BEGIN DATA LINES

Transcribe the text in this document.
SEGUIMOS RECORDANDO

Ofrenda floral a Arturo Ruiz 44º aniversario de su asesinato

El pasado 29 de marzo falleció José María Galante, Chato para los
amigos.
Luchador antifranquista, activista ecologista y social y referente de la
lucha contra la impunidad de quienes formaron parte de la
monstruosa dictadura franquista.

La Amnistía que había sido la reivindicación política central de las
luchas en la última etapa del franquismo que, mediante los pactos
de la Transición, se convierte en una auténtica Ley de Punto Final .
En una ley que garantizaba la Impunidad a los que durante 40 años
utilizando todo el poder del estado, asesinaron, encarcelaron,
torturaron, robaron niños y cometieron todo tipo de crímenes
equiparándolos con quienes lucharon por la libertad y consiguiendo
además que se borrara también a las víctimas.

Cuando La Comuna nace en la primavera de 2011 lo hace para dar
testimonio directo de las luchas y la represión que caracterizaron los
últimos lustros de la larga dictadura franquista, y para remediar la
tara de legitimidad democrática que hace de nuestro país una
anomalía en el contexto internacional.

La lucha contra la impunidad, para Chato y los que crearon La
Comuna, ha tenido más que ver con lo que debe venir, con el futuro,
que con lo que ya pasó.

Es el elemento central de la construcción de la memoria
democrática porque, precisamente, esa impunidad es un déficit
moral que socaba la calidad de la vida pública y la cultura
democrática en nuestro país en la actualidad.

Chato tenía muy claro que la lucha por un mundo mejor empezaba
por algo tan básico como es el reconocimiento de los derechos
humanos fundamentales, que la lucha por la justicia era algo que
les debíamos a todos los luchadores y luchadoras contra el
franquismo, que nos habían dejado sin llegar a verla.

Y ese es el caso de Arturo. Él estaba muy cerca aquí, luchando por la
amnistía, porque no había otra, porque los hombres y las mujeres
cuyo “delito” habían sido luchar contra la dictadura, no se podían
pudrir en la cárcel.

END DATA LINES

WHAT THIS TASK INVOLVES
Using the records above, find and show each line with the string "luchas".

SOLUTION
luchas en la última etapa del franquismo que, mediante los pactos
testimonio directo de las luchas y la represión que caracterizaron los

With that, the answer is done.